- [DIRECTIONS FOR THIS TASK]
Within the records, find every line that includes the word "disease" and copy it.

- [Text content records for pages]

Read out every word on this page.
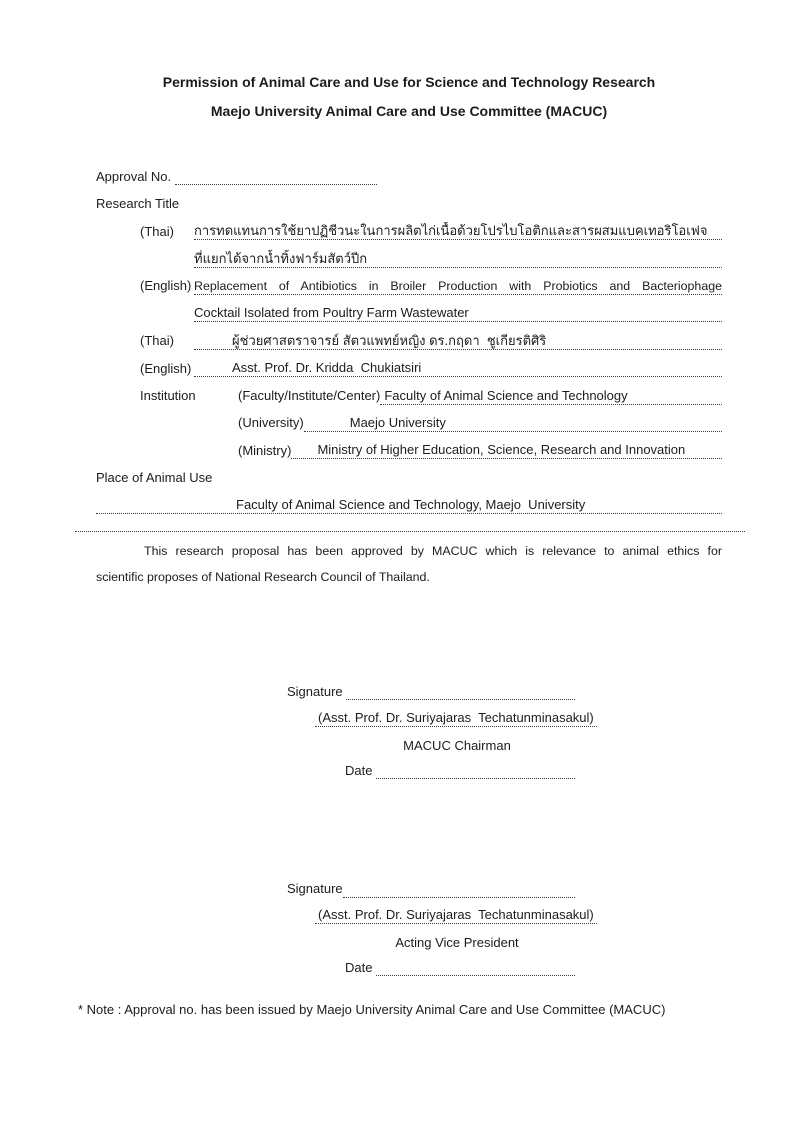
Permission of Animal Care and Use for Science and Technology Research
Maejo University Animal Care and Use Committee (MACUC)
Approval No.

Research Title
(Thai)	การทดแทนการใช้ยาปฏิชีวนะในการผลิตไก่เนื้อด้วยโปรไบโอติกและสารผสมแบคเทอริโอเฟจ
ที่แยกได้จากน้ำทิ้งฟาร์มสัตว์ปีก
(English) Replacement of Antibiotics in Broiler Production with Probiotics and Bacteriophage
Cocktail Isolated from Poultry Farm Wastewater
(Thai)	ผู้ช่วยศาสตราจารย์ สัตวแพทย์หญิง ดร.กฤดา  ชูเกียรติศิริ
(English)	Asst. Prof. Dr. Kridda  Chukiatsiri
Institution	(Faculty/Institute/Center) Faculty of Animal Science and Technology
(University)	Maejo University
(Ministry)	Ministry of Higher Education, Science, Research and Innovation
Place of Animal Use
Faculty of Animal Science and Technology, Maejo  University
This research proposal has been approved by MACUC which is relevance to animal ethics for
scientific proposes of National Research Council of Thailand.
Signature

(Asst. Prof. Dr. Suriyajaras  Techatunminasakul)
MACUC Chairman
Date

Signature
(Asst. Prof. Dr. Suriyajaras  Techatunminasakul)
Acting Vice President
Date

* Note : Approval no. has been issued by Maejo University Animal Care and Use Committee (MACUC)
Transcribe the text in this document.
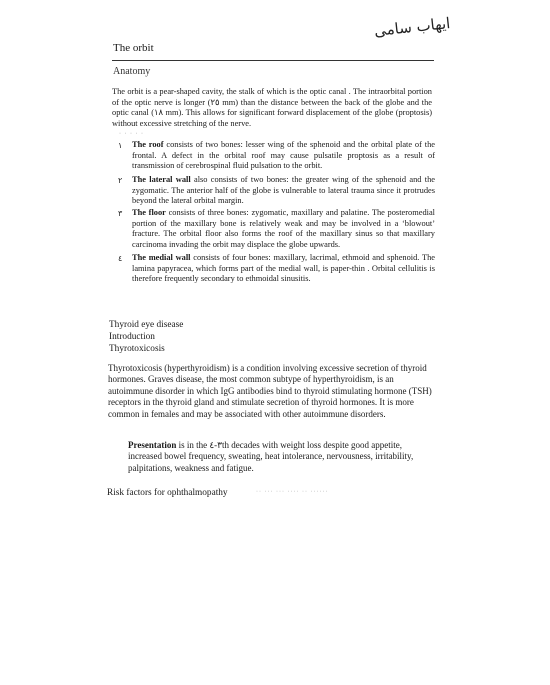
ایهاب سامی
The orbit
Anatomy
The orbit is a pear-shaped cavity, the stalk of which is the optic canal . The intraorbital portion of the optic nerve is longer (٢٥ mm) than the distance between the back of the globe and the optic canal (١٨ mm). This allows for significant forward displacement of the globe (proptosis) without excessive stretching of the nerve.
· · · · ·
١ The roof consists of two bones: lesser wing of the sphenoid and the orbital plate of the frontal. A defect in the orbital roof may cause pulsatile proptosis as a result of transmission of cerebrospinal fluid pulsation to the orbit.
٢ The lateral wall also consists of two bones: the greater wing of the sphenoid and the zygomatic. The anterior half of the globe is vulnerable to lateral trauma since it protrudes beyond the lateral orbital margin.
٣ The floor consists of three bones: zygomatic, maxillary and palatine. The posteromedial portion of the maxillary bone is relatively weak and may be involved in a ‘blowout’ fracture. The orbital floor also forms the roof of the maxillary sinus so that maxillary carcinoma invading the orbit may displace the globe upwards.
٤ The medial wall consists of four bones: maxillary, lacrimal, ethmoid and sphenoid. The lamina papyracea, which forms part of the medial wall, is paper-thin . Orbital cellulitis is therefore frequently secondary to ethmoidal sinusitis.
Thyroid eye disease
Introduction
Thyrotoxicosis
Thyrotoxicosis (hyperthyroidism) is a condition involving excessive secretion of thyroid hormones. Graves disease, the most common subtype of hyperthyroidism, is an autoimmune disorder in which IgG antibodies bind to thyroid stimulating hormone (TSH) receptors in the thyroid gland and stimulate secretion of thyroid hormones. It is more common in females and may be associated with other autoimmune disorders.
Presentation is in the ٣-٤th decades with weight loss despite good appetite, increased bowel frequency, sweating, heat intolerance, nervousness, irritability, palpitations, weakness and fatigue.
Risk factors for ophthalmopathy	·· ··· ··· ···· ·· ······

- [TASK RESULT]
Thyroid eye disease
Thyrotoxicosis (hyperthyroidism) is a condition involving excessive secretion of thyroid hormones. Graves disease, the most common subtype of hyperthyroidism, is an autoimmune disorder in which IgG antibodies bind to thyroid stimulating hormone (TSH) receptors in the thyroid gland and stimulate secretion of thyroid hormones. It is more common in females and may be associated with other autoimmune disorders.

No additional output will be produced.